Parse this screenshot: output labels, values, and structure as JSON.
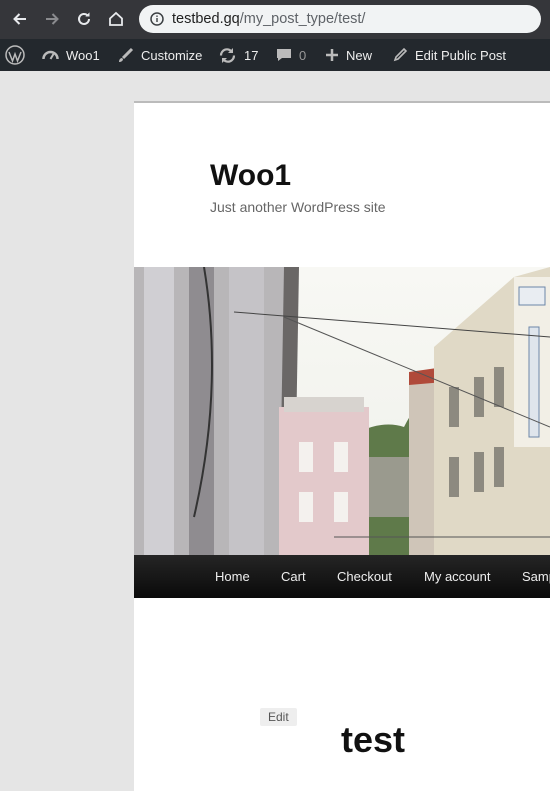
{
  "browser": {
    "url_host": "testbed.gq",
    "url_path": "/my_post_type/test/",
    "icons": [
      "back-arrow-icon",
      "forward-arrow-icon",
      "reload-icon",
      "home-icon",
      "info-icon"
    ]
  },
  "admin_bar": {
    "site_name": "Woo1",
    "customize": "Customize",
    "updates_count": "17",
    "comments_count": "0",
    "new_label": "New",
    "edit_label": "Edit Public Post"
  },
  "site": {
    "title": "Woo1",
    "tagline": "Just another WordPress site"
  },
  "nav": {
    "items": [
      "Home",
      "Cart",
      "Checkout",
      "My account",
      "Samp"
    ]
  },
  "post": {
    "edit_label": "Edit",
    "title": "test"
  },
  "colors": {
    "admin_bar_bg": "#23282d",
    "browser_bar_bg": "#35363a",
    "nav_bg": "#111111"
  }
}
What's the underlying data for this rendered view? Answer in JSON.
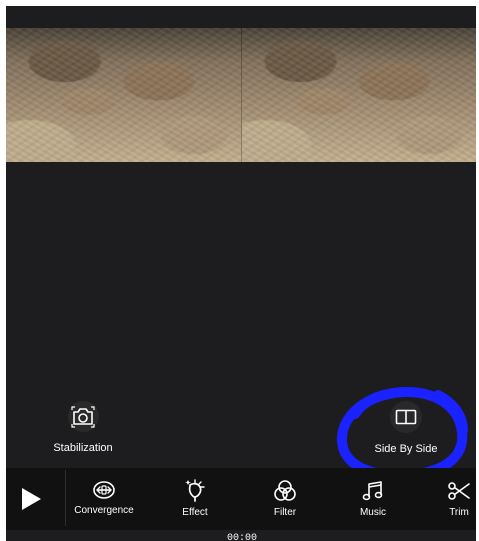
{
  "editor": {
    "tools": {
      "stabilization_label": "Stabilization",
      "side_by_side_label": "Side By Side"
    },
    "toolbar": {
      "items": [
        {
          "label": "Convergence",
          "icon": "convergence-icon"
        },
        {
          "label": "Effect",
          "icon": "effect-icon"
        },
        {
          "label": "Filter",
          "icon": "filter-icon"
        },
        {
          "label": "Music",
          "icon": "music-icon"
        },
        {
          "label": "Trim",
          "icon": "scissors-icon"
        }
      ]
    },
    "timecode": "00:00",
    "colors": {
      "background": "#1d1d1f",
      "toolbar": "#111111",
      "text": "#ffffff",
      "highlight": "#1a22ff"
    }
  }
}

______

* [Short problem]: Scan the data for the word "JSON" and copy every line where it shows up.

* [Correct result]:
Parse this screenshot: output labels, values, and structure as JSON.
What's the underlying data for this rendered view? Answer in JSON.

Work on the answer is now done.